Give the entries again, word for word.

▶ _SUPPLIED INFORMATION_
_____

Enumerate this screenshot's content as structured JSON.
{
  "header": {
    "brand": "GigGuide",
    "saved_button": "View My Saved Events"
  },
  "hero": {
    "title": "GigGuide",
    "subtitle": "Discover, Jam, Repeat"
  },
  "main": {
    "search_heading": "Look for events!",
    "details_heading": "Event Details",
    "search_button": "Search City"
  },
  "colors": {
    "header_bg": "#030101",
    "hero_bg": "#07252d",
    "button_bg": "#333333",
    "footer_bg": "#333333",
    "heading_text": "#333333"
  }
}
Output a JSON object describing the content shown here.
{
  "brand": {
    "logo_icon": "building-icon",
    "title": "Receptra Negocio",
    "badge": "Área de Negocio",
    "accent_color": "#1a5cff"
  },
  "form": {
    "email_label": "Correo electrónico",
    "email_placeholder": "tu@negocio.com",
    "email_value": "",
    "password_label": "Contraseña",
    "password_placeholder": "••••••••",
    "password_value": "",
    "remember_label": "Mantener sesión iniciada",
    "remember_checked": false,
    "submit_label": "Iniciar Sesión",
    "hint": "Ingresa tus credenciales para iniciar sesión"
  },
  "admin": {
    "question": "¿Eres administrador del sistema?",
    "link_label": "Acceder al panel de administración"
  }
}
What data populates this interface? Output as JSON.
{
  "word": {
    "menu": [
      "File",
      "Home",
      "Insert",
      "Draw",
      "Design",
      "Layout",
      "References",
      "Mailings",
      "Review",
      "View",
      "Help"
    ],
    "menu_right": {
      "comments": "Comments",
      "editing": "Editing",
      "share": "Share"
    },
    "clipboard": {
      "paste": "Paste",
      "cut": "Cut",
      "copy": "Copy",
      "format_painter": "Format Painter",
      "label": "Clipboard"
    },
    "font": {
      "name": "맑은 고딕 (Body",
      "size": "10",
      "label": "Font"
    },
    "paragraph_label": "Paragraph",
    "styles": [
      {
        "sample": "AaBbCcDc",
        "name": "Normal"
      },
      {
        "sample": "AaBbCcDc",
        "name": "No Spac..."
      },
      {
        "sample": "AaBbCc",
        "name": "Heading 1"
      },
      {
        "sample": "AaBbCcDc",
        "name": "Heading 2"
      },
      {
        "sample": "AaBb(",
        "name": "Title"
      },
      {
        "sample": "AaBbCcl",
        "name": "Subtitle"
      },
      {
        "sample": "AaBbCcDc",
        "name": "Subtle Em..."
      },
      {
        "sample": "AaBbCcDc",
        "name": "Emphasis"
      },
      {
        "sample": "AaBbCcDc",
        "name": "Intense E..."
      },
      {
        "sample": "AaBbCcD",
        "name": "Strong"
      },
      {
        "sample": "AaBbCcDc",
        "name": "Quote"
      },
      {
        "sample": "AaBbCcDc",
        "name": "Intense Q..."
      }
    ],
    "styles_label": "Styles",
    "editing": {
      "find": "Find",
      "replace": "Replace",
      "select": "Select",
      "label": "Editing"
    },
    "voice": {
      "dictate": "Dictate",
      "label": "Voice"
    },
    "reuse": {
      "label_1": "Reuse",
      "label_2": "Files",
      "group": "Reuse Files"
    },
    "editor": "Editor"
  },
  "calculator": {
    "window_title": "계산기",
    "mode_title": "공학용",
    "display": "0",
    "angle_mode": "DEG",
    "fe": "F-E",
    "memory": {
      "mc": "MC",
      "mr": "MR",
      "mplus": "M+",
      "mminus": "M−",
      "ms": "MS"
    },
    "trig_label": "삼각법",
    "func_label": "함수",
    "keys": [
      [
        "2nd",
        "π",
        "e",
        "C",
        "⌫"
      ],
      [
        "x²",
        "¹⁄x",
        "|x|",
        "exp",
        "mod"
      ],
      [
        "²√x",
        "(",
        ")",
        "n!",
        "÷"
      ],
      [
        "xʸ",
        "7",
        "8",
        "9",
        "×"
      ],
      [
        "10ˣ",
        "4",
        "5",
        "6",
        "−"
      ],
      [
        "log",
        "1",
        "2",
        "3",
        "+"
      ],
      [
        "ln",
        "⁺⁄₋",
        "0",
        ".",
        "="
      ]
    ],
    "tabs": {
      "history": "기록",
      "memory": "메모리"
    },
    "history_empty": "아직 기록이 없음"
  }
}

_____

▶ _REPLY_
Enumerate this screenshot's content as structured JSON.
{
  "header": {
    "brand": "GigGuide",
    "saved_button": "View My Saved Events"
  },
  "hero": {
    "title": "GigGuide",
    "subtitle": "Discover, Jam, Repeat"
  },
  "main": {
    "search_heading": "Look for events!",
    "details_heading": "Event Details",
    "search_button": "Search City"
  },
  "colors": {
    "header_bg": "#030101",
    "hero_bg": "#07252d",
    "button_bg": "#333333",
    "footer_bg": "#333333",
    "heading_text": "#333333"
  }
}
Output a JSON object describing the content shown here.
{
  "brand": {
    "logo_icon": "building-icon",
    "title": "Receptra Negocio",
    "badge": "Área de Negocio",
    "accent_color": "#1a5cff"
  },
  "form": {
    "email_label": "Correo electrónico",
    "email_placeholder": "tu@negocio.com",
    "email_value": "",
    "password_label": "Contraseña",
    "password_placeholder": "••••••••",
    "password_value": "",
    "remember_label": "Mantener sesión iniciada",
    "remember_checked": false,
    "submit_label": "Iniciar Sesión",
    "hint": "Ingresa tus credenciales para iniciar sesión"
  },
  "admin": {
    "question": "¿Eres administrador del sistema?",
    "link_label": "Acceder al panel de administración"
  }
}
What data populates this interface? Output as JSON.
{
  "word": {
    "menu": [
      "File",
      "Home",
      "Insert",
      "Draw",
      "Design",
      "Layout",
      "References",
      "Mailings",
      "Review",
      "View",
      "Help"
    ],
    "menu_right": {
      "comments": "Comments",
      "editing": "Editing",
      "share": "Share"
    },
    "clipboard": {
      "paste": "Paste",
      "cut": "Cut",
      "copy": "Copy",
      "format_painter": "Format Painter",
      "label": "Clipboard"
    },
    "font": {
      "name": "맑은 고딕 (Body",
      "size": "10",
      "label": "Font"
    },
    "paragraph_label": "Paragraph",
    "styles": [
      {
        "sample": "AaBbCcDc",
        "name": "Normal"
      },
      {
        "sample": "AaBbCcDc",
        "name": "No Spac..."
      },
      {
        "sample": "AaBbCc",
        "name": "Heading 1"
      },
      {
        "sample": "AaBbCcDc",
        "name": "Heading 2"
      },
      {
        "sample": "AaBb(",
        "name": "Title"
      },
      {
        "sample": "AaBbCcl",
        "name": "Subtitle"
      },
      {
        "sample": "AaBbCcDc",
        "name": "Subtle Em..."
      },
      {
        "sample": "AaBbCcDc",
        "name": "Emphasis"
      },
      {
        "sample": "AaBbCcDc",
        "name": "Intense E..."
      },
      {
        "sample": "AaBbCcD",
        "name": "Strong"
      },
      {
        "sample": "AaBbCcDc",
        "name": "Quote"
      },
      {
        "sample": "AaBbCcDc",
        "name": "Intense Q..."
      }
    ],
    "styles_label": "Styles",
    "editing": {
      "find": "Find",
      "replace": "Replace",
      "select": "Select",
      "label": "Editing"
    },
    "voice": {
      "dictate": "Dictate",
      "label": "Voice"
    },
    "reuse": {
      "label_1": "Reuse",
      "label_2": "Files",
      "group": "Reuse Files"
    },
    "editor": "Editor"
  },
  "calculator": {
    "window_title": "계산기",
    "mode_title": "공학용",
    "display": "0",
    "angle_mode": "DEG",
    "fe": "F-E",
    "memory": {
      "mc": "MC",
      "mr": "MR",
      "mplus": "M+",
      "mminus": "M−",
      "ms": "MS"
    },
    "trig_label": "삼각법",
    "func_label": "함수",
    "keys": [
      [
        "2nd",
        "π",
        "e",
        "C",
        "⌫"
      ],
      [
        "x²",
        "¹⁄x",
        "|x|",
        "exp",
        "mod"
      ],
      [
        "²√x",
        "(",
        ")",
        "n!",
        "÷"
      ],
      [
        "xʸ",
        "7",
        "8",
        "9",
        "×"
      ],
      [
        "10ˣ",
        "4",
        "5",
        "6",
        "−"
      ],
      [
        "log",
        "1",
        "2",
        "3",
        "+"
      ],
      [
        "ln",
        "⁺⁄₋",
        "0",
        ".",
        "="
      ]
    ],
    "tabs": {
      "history": "기록",
      "memory": "메모리"
    },
    "history_empty": "아직 기록이 없음"
  }
}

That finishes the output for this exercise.